» Your task: Repeat every entry word for word, but leave the images out of your copy.
──────── Available records ────────
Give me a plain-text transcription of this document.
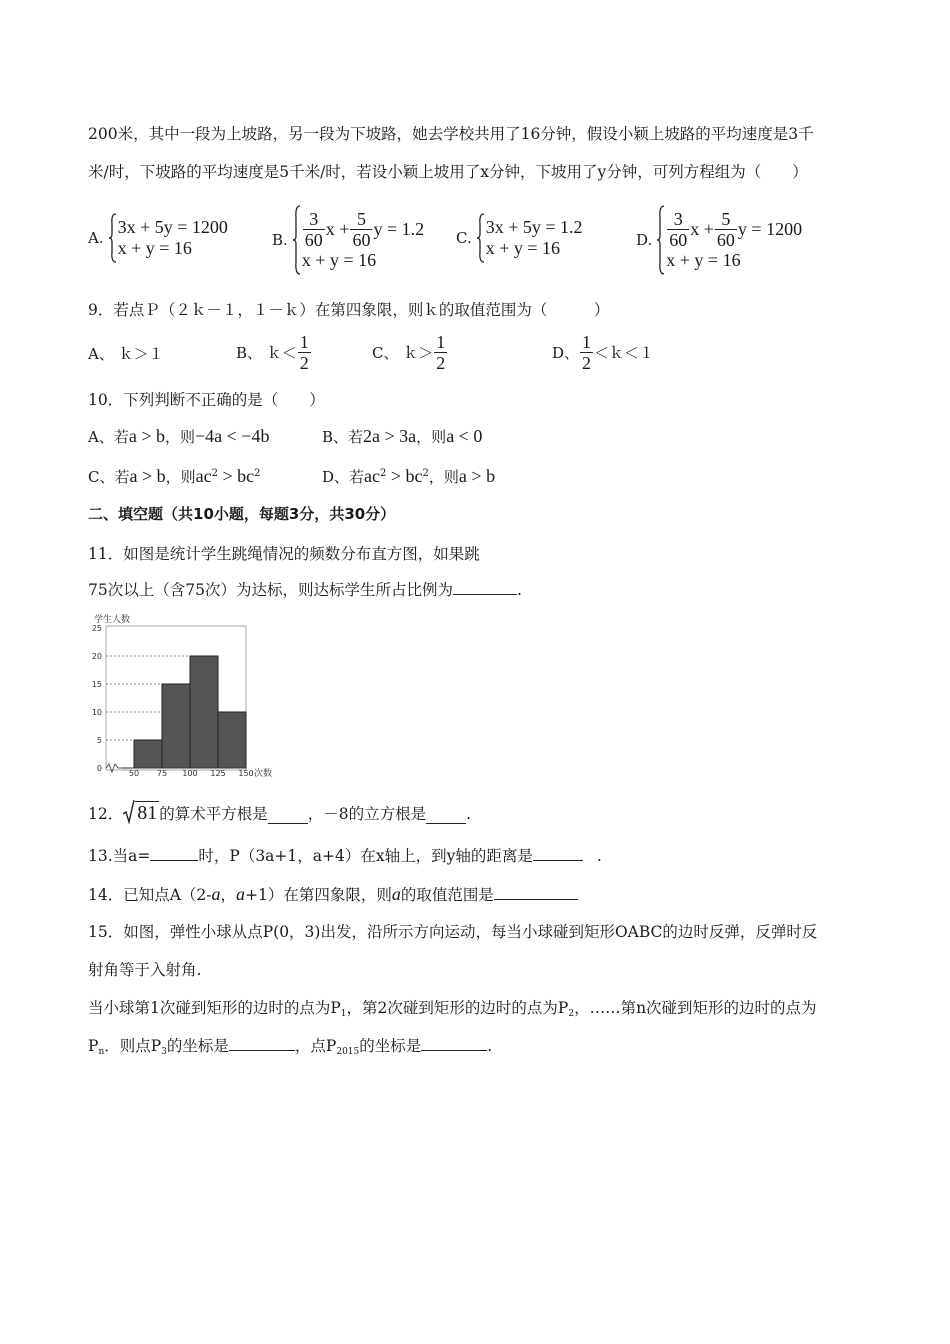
200米，其中一段为上坡路，另一段为下坡路，她去学校共用了16分钟，假设小颖上坡路的平均速度是3千
米/时，下坡路的平均速度是5千米/时，若设小颖上坡用了x分钟，下坡用了y分钟，可列方程组为（　　）
A.
3x + 5y = 1200
x + y = 16	B. $\frac{3}{60}$ $x + \frac{5}{60}$ y = 1.2
x + y = 16
C.
3x + 5y = 1.2
x + y = 16	D. $\frac{3}{60}$ $x + \frac{5}{60}$ y = 1200
x + y = 16
9．若点Ｐ（２ｋ－１，１－ｋ）在第四象限，则ｋ的取值范围为（　　　）
A、 ｋ＞１	B、 ｋ＜ $\frac{1}{2}$	C、 ｋ＞ $\frac{1}{2}$	D、 $\frac{1}{2}$ ＜ｋ＜１
10．下列判断不正确的是（　　）
A、若a > b，则−4a < −4b	B、若2a > 3a，则a < 0
C、若a > b，则$ac^2 > bc^2$	D、若$ac^2 > bc^2$，则a > b
二、填空题（共10小题，每题3分，共30分）
11．如图是统计学生跳绳情况的频数分布直方图，如果跳
75次以上（含75次）为达标，则达标学生所占比例为	.
学生人数
次数
0
5
10
15
20
25
50 75 100 125 150
12． 81 的算术平方根是	，－8的立方根是	.
13.当a=	时，P（3a+1，a+4）在x轴上，到y轴的距离是	.
14．已知点A（2-a，a+1）在第四象限，则a的取值范围是
15．如图，弹性小球从点P(0，3)出发，沿所示方向运动，每当小球碰到矩形OABC的边时反弹，反弹时反
射角等于入射角.
当小球第1次碰到矩形的边时的点为$P_1$，第2次碰到矩形的边时的点为$P_2$，……第n次碰到矩形的边时的点为
$P_n$．则点$P_3$的坐标是	，点$P_{2015}$的坐标是	.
────────
» Exercise response:
Give me a plain-text transcription of this document.
200米，其中一段为上坡路，另一段为下坡路，她去学校共用了16分钟，假设小颖上坡路的平均速度是3千
米/时，下坡路的平均速度是5千米/时，若设小颖上坡用了x分钟，下坡用了y分钟，可列方程组为（　　）
A.
3x + 5y = 1200
x + y = 16	B. $\frac{3}{60}$ $x + \frac{5}{60}$ y = 1.2
x + y = 16
C.
3x + 5y = 1.2
x + y = 16	D. $\frac{3}{60}$ $x + \frac{5}{60}$ y = 1200
x + y = 16
9．若点Ｐ（２ｋ－１，１－ｋ）在第四象限，则ｋ的取值范围为（　　　）
A、 ｋ＞１	B、 ｋ＜ $\frac{1}{2}$	C、 ｋ＞ $\frac{1}{2}$	D、 $\frac{1}{2}$ ＜ｋ＜１
10．下列判断不正确的是（　　）
A、若a > b，则−4a < −4b	B、若2a > 3a，则a < 0
C、若a > b，则$ac^2 > bc^2$	D、若$ac^2 > bc^2$，则a > b
二、填空题（共10小题，每题3分，共30分）
11．如图是统计学生跳绳情况的频数分布直方图，如果跳
75次以上（含75次）为达标，则达标学生所占比例为	.
学生人数
次数
0
5
10
15
20
25
50 75 100 125 150
12． 81 的算术平方根是	，－8的立方根是	.
13.当a=	时，P（3a+1，a+4）在x轴上，到y轴的距离是	.
14．已知点A（2-a，a+1）在第四象限，则a的取值范围是
15．如图，弹性小球从点P(0，3)出发，沿所示方向运动，每当小球碰到矩形OABC的边时反弹，反弹时反
射角等于入射角.
当小球第1次碰到矩形的边时的点为$P_1$，第2次碰到矩形的边时的点为$P_2$，……第n次碰到矩形的边时的点为
$P_n$．则点$P_3$的坐标是	，点$P_{2015}$的坐标是	.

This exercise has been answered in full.